── Source records ──

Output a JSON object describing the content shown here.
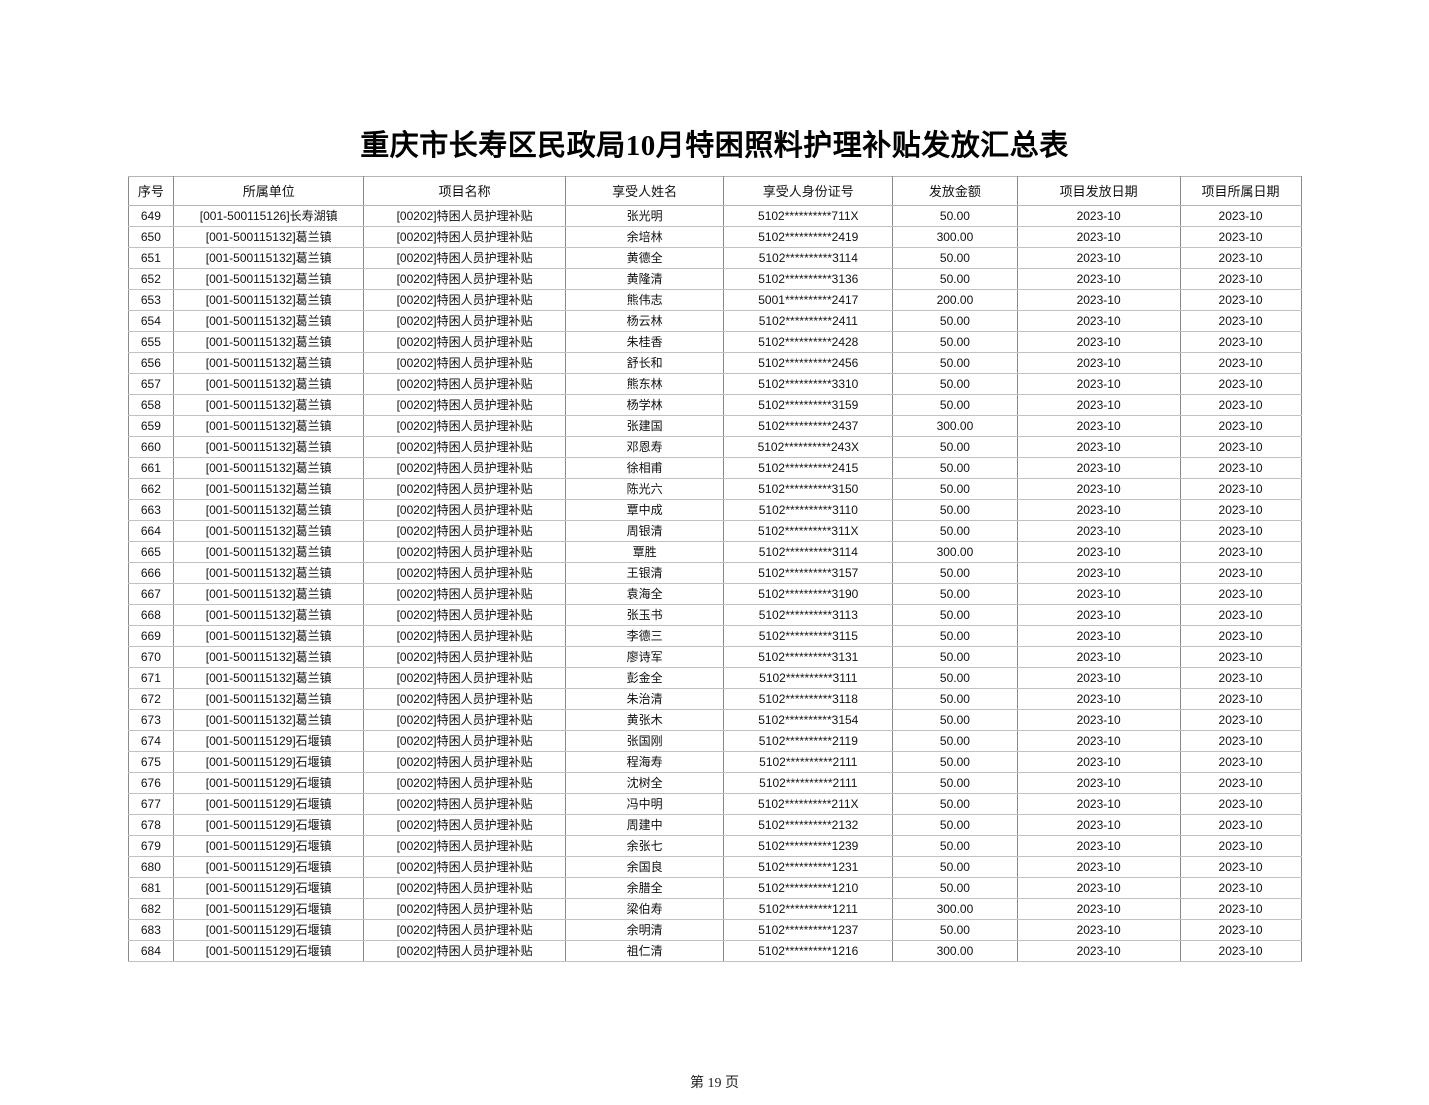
{
  "page": {
    "title": "重庆市长寿区民政局10月特困照料护理补贴发放汇总表",
    "footer": "第 19 页"
  },
  "colors": {
    "page_background": "#ffffff",
    "grid_border": "#8a8a8a",
    "text": "#111111"
  },
  "table": {
    "column_keys": [
      "index",
      "unit",
      "project",
      "name",
      "id_number",
      "amount",
      "issue_date",
      "period_date"
    ],
    "columns": [
      "序号",
      "所属单位",
      "项目名称",
      "享受人姓名",
      "享受人身份证号",
      "发放金额",
      "项目发放日期",
      "项目所属日期"
    ],
    "rows": [
      [
        "649",
        "[001-500115126]长寿湖镇",
        "[00202]特困人员护理补贴",
        "张光明",
        "5102**********711X",
        "50.00",
        "2023-10",
        "2023-10"
      ],
      [
        "650",
        "[001-500115132]葛兰镇",
        "[00202]特困人员护理补贴",
        "余培林",
        "5102**********2419",
        "300.00",
        "2023-10",
        "2023-10"
      ],
      [
        "651",
        "[001-500115132]葛兰镇",
        "[00202]特困人员护理补贴",
        "黄德全",
        "5102**********3114",
        "50.00",
        "2023-10",
        "2023-10"
      ],
      [
        "652",
        "[001-500115132]葛兰镇",
        "[00202]特困人员护理补贴",
        "黄隆清",
        "5102**********3136",
        "50.00",
        "2023-10",
        "2023-10"
      ],
      [
        "653",
        "[001-500115132]葛兰镇",
        "[00202]特困人员护理补贴",
        "熊伟志",
        "5001**********2417",
        "200.00",
        "2023-10",
        "2023-10"
      ],
      [
        "654",
        "[001-500115132]葛兰镇",
        "[00202]特困人员护理补贴",
        "杨云林",
        "5102**********2411",
        "50.00",
        "2023-10",
        "2023-10"
      ],
      [
        "655",
        "[001-500115132]葛兰镇",
        "[00202]特困人员护理补贴",
        "朱桂香",
        "5102**********2428",
        "50.00",
        "2023-10",
        "2023-10"
      ],
      [
        "656",
        "[001-500115132]葛兰镇",
        "[00202]特困人员护理补贴",
        "舒长和",
        "5102**********2456",
        "50.00",
        "2023-10",
        "2023-10"
      ],
      [
        "657",
        "[001-500115132]葛兰镇",
        "[00202]特困人员护理补贴",
        "熊东林",
        "5102**********3310",
        "50.00",
        "2023-10",
        "2023-10"
      ],
      [
        "658",
        "[001-500115132]葛兰镇",
        "[00202]特困人员护理补贴",
        "杨学林",
        "5102**********3159",
        "50.00",
        "2023-10",
        "2023-10"
      ],
      [
        "659",
        "[001-500115132]葛兰镇",
        "[00202]特困人员护理补贴",
        "张建国",
        "5102**********2437",
        "300.00",
        "2023-10",
        "2023-10"
      ],
      [
        "660",
        "[001-500115132]葛兰镇",
        "[00202]特困人员护理补贴",
        "邓恩寿",
        "5102**********243X",
        "50.00",
        "2023-10",
        "2023-10"
      ],
      [
        "661",
        "[001-500115132]葛兰镇",
        "[00202]特困人员护理补贴",
        "徐相甫",
        "5102**********2415",
        "50.00",
        "2023-10",
        "2023-10"
      ],
      [
        "662",
        "[001-500115132]葛兰镇",
        "[00202]特困人员护理补贴",
        "陈光六",
        "5102**********3150",
        "50.00",
        "2023-10",
        "2023-10"
      ],
      [
        "663",
        "[001-500115132]葛兰镇",
        "[00202]特困人员护理补贴",
        "覃中成",
        "5102**********3110",
        "50.00",
        "2023-10",
        "2023-10"
      ],
      [
        "664",
        "[001-500115132]葛兰镇",
        "[00202]特困人员护理补贴",
        "周银清",
        "5102**********311X",
        "50.00",
        "2023-10",
        "2023-10"
      ],
      [
        "665",
        "[001-500115132]葛兰镇",
        "[00202]特困人员护理补贴",
        "覃胜",
        "5102**********3114",
        "300.00",
        "2023-10",
        "2023-10"
      ],
      [
        "666",
        "[001-500115132]葛兰镇",
        "[00202]特困人员护理补贴",
        "王银清",
        "5102**********3157",
        "50.00",
        "2023-10",
        "2023-10"
      ],
      [
        "667",
        "[001-500115132]葛兰镇",
        "[00202]特困人员护理补贴",
        "袁海全",
        "5102**********3190",
        "50.00",
        "2023-10",
        "2023-10"
      ],
      [
        "668",
        "[001-500115132]葛兰镇",
        "[00202]特困人员护理补贴",
        "张玉书",
        "5102**********3113",
        "50.00",
        "2023-10",
        "2023-10"
      ],
      [
        "669",
        "[001-500115132]葛兰镇",
        "[00202]特困人员护理补贴",
        "李德三",
        "5102**********3115",
        "50.00",
        "2023-10",
        "2023-10"
      ],
      [
        "670",
        "[001-500115132]葛兰镇",
        "[00202]特困人员护理补贴",
        "廖诗军",
        "5102**********3131",
        "50.00",
        "2023-10",
        "2023-10"
      ],
      [
        "671",
        "[001-500115132]葛兰镇",
        "[00202]特困人员护理补贴",
        "彭金全",
        "5102**********3111",
        "50.00",
        "2023-10",
        "2023-10"
      ],
      [
        "672",
        "[001-500115132]葛兰镇",
        "[00202]特困人员护理补贴",
        "朱治清",
        "5102**********3118",
        "50.00",
        "2023-10",
        "2023-10"
      ],
      [
        "673",
        "[001-500115132]葛兰镇",
        "[00202]特困人员护理补贴",
        "黄张木",
        "5102**********3154",
        "50.00",
        "2023-10",
        "2023-10"
      ],
      [
        "674",
        "[001-500115129]石堰镇",
        "[00202]特困人员护理补贴",
        "张国刚",
        "5102**********2119",
        "50.00",
        "2023-10",
        "2023-10"
      ],
      [
        "675",
        "[001-500115129]石堰镇",
        "[00202]特困人员护理补贴",
        "程海寿",
        "5102**********2111",
        "50.00",
        "2023-10",
        "2023-10"
      ],
      [
        "676",
        "[001-500115129]石堰镇",
        "[00202]特困人员护理补贴",
        "沈树全",
        "5102**********2111",
        "50.00",
        "2023-10",
        "2023-10"
      ],
      [
        "677",
        "[001-500115129]石堰镇",
        "[00202]特困人员护理补贴",
        "冯中明",
        "5102**********211X",
        "50.00",
        "2023-10",
        "2023-10"
      ],
      [
        "678",
        "[001-500115129]石堰镇",
        "[00202]特困人员护理补贴",
        "周建中",
        "5102**********2132",
        "50.00",
        "2023-10",
        "2023-10"
      ],
      [
        "679",
        "[001-500115129]石堰镇",
        "[00202]特困人员护理补贴",
        "余张七",
        "5102**********1239",
        "50.00",
        "2023-10",
        "2023-10"
      ],
      [
        "680",
        "[001-500115129]石堰镇",
        "[00202]特困人员护理补贴",
        "余国良",
        "5102**********1231",
        "50.00",
        "2023-10",
        "2023-10"
      ],
      [
        "681",
        "[001-500115129]石堰镇",
        "[00202]特困人员护理补贴",
        "余腊全",
        "5102**********1210",
        "50.00",
        "2023-10",
        "2023-10"
      ],
      [
        "682",
        "[001-500115129]石堰镇",
        "[00202]特困人员护理补贴",
        "梁伯寿",
        "5102**********1211",
        "300.00",
        "2023-10",
        "2023-10"
      ],
      [
        "683",
        "[001-500115129]石堰镇",
        "[00202]特困人员护理补贴",
        "余明清",
        "5102**********1237",
        "50.00",
        "2023-10",
        "2023-10"
      ],
      [
        "684",
        "[001-500115129]石堰镇",
        "[00202]特困人员护理补贴",
        "祖仁清",
        "5102**********1216",
        "300.00",
        "2023-10",
        "2023-10"
      ]
    ]
  }
}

───

## Requirements:
Write out every line above exactly as it is, leaving out the pictures.

## Exercise response:
Output a JSON object describing the content shown here.
{
  "page": {
    "title": "重庆市长寿区民政局10月特困照料护理补贴发放汇总表",
    "footer": "第 19 页"
  },
  "colors": {
    "page_background": "#ffffff",
    "grid_border": "#8a8a8a",
    "text": "#111111"
  },
  "table": {
    "column_keys": [
      "index",
      "unit",
      "project",
      "name",
      "id_number",
      "amount",
      "issue_date",
      "period_date"
    ],
    "columns": [
      "序号",
      "所属单位",
      "项目名称",
      "享受人姓名",
      "享受人身份证号",
      "发放金额",
      "项目发放日期",
      "项目所属日期"
    ],
    "rows": [
      [
        "649",
        "[001-500115126]长寿湖镇",
        "[00202]特困人员护理补贴",
        "张光明",
        "5102**********711X",
        "50.00",
        "2023-10",
        "2023-10"
      ],
      [
        "650",
        "[001-500115132]葛兰镇",
        "[00202]特困人员护理补贴",
        "余培林",
        "5102**********2419",
        "300.00",
        "2023-10",
        "2023-10"
      ],
      [
        "651",
        "[001-500115132]葛兰镇",
        "[00202]特困人员护理补贴",
        "黄德全",
        "5102**********3114",
        "50.00",
        "2023-10",
        "2023-10"
      ],
      [
        "652",
        "[001-500115132]葛兰镇",
        "[00202]特困人员护理补贴",
        "黄隆清",
        "5102**********3136",
        "50.00",
        "2023-10",
        "2023-10"
      ],
      [
        "653",
        "[001-500115132]葛兰镇",
        "[00202]特困人员护理补贴",
        "熊伟志",
        "5001**********2417",
        "200.00",
        "2023-10",
        "2023-10"
      ],
      [
        "654",
        "[001-500115132]葛兰镇",
        "[00202]特困人员护理补贴",
        "杨云林",
        "5102**********2411",
        "50.00",
        "2023-10",
        "2023-10"
      ],
      [
        "655",
        "[001-500115132]葛兰镇",
        "[00202]特困人员护理补贴",
        "朱桂香",
        "5102**********2428",
        "50.00",
        "2023-10",
        "2023-10"
      ],
      [
        "656",
        "[001-500115132]葛兰镇",
        "[00202]特困人员护理补贴",
        "舒长和",
        "5102**********2456",
        "50.00",
        "2023-10",
        "2023-10"
      ],
      [
        "657",
        "[001-500115132]葛兰镇",
        "[00202]特困人员护理补贴",
        "熊东林",
        "5102**********3310",
        "50.00",
        "2023-10",
        "2023-10"
      ],
      [
        "658",
        "[001-500115132]葛兰镇",
        "[00202]特困人员护理补贴",
        "杨学林",
        "5102**********3159",
        "50.00",
        "2023-10",
        "2023-10"
      ],
      [
        "659",
        "[001-500115132]葛兰镇",
        "[00202]特困人员护理补贴",
        "张建国",
        "5102**********2437",
        "300.00",
        "2023-10",
        "2023-10"
      ],
      [
        "660",
        "[001-500115132]葛兰镇",
        "[00202]特困人员护理补贴",
        "邓恩寿",
        "5102**********243X",
        "50.00",
        "2023-10",
        "2023-10"
      ],
      [
        "661",
        "[001-500115132]葛兰镇",
        "[00202]特困人员护理补贴",
        "徐相甫",
        "5102**********2415",
        "50.00",
        "2023-10",
        "2023-10"
      ],
      [
        "662",
        "[001-500115132]葛兰镇",
        "[00202]特困人员护理补贴",
        "陈光六",
        "5102**********3150",
        "50.00",
        "2023-10",
        "2023-10"
      ],
      [
        "663",
        "[001-500115132]葛兰镇",
        "[00202]特困人员护理补贴",
        "覃中成",
        "5102**********3110",
        "50.00",
        "2023-10",
        "2023-10"
      ],
      [
        "664",
        "[001-500115132]葛兰镇",
        "[00202]特困人员护理补贴",
        "周银清",
        "5102**********311X",
        "50.00",
        "2023-10",
        "2023-10"
      ],
      [
        "665",
        "[001-500115132]葛兰镇",
        "[00202]特困人员护理补贴",
        "覃胜",
        "5102**********3114",
        "300.00",
        "2023-10",
        "2023-10"
      ],
      [
        "666",
        "[001-500115132]葛兰镇",
        "[00202]特困人员护理补贴",
        "王银清",
        "5102**********3157",
        "50.00",
        "2023-10",
        "2023-10"
      ],
      [
        "667",
        "[001-500115132]葛兰镇",
        "[00202]特困人员护理补贴",
        "袁海全",
        "5102**********3190",
        "50.00",
        "2023-10",
        "2023-10"
      ],
      [
        "668",
        "[001-500115132]葛兰镇",
        "[00202]特困人员护理补贴",
        "张玉书",
        "5102**********3113",
        "50.00",
        "2023-10",
        "2023-10"
      ],
      [
        "669",
        "[001-500115132]葛兰镇",
        "[00202]特困人员护理补贴",
        "李德三",
        "5102**********3115",
        "50.00",
        "2023-10",
        "2023-10"
      ],
      [
        "670",
        "[001-500115132]葛兰镇",
        "[00202]特困人员护理补贴",
        "廖诗军",
        "5102**********3131",
        "50.00",
        "2023-10",
        "2023-10"
      ],
      [
        "671",
        "[001-500115132]葛兰镇",
        "[00202]特困人员护理补贴",
        "彭金全",
        "5102**********3111",
        "50.00",
        "2023-10",
        "2023-10"
      ],
      [
        "672",
        "[001-500115132]葛兰镇",
        "[00202]特困人员护理补贴",
        "朱治清",
        "5102**********3118",
        "50.00",
        "2023-10",
        "2023-10"
      ],
      [
        "673",
        "[001-500115132]葛兰镇",
        "[00202]特困人员护理补贴",
        "黄张木",
        "5102**********3154",
        "50.00",
        "2023-10",
        "2023-10"
      ],
      [
        "674",
        "[001-500115129]石堰镇",
        "[00202]特困人员护理补贴",
        "张国刚",
        "5102**********2119",
        "50.00",
        "2023-10",
        "2023-10"
      ],
      [
        "675",
        "[001-500115129]石堰镇",
        "[00202]特困人员护理补贴",
        "程海寿",
        "5102**********2111",
        "50.00",
        "2023-10",
        "2023-10"
      ],
      [
        "676",
        "[001-500115129]石堰镇",
        "[00202]特困人员护理补贴",
        "沈树全",
        "5102**********2111",
        "50.00",
        "2023-10",
        "2023-10"
      ],
      [
        "677",
        "[001-500115129]石堰镇",
        "[00202]特困人员护理补贴",
        "冯中明",
        "5102**********211X",
        "50.00",
        "2023-10",
        "2023-10"
      ],
      [
        "678",
        "[001-500115129]石堰镇",
        "[00202]特困人员护理补贴",
        "周建中",
        "5102**********2132",
        "50.00",
        "2023-10",
        "2023-10"
      ],
      [
        "679",
        "[001-500115129]石堰镇",
        "[00202]特困人员护理补贴",
        "余张七",
        "5102**********1239",
        "50.00",
        "2023-10",
        "2023-10"
      ],
      [
        "680",
        "[001-500115129]石堰镇",
        "[00202]特困人员护理补贴",
        "余国良",
        "5102**********1231",
        "50.00",
        "2023-10",
        "2023-10"
      ],
      [
        "681",
        "[001-500115129]石堰镇",
        "[00202]特困人员护理补贴",
        "余腊全",
        "5102**********1210",
        "50.00",
        "2023-10",
        "2023-10"
      ],
      [
        "682",
        "[001-500115129]石堰镇",
        "[00202]特困人员护理补贴",
        "梁伯寿",
        "5102**********1211",
        "300.00",
        "2023-10",
        "2023-10"
      ],
      [
        "683",
        "[001-500115129]石堰镇",
        "[00202]特困人员护理补贴",
        "余明清",
        "5102**********1237",
        "50.00",
        "2023-10",
        "2023-10"
      ],
      [
        "684",
        "[001-500115129]石堰镇",
        "[00202]特困人员护理补贴",
        "祖仁清",
        "5102**********1216",
        "300.00",
        "2023-10",
        "2023-10"
      ]
    ]
  }
}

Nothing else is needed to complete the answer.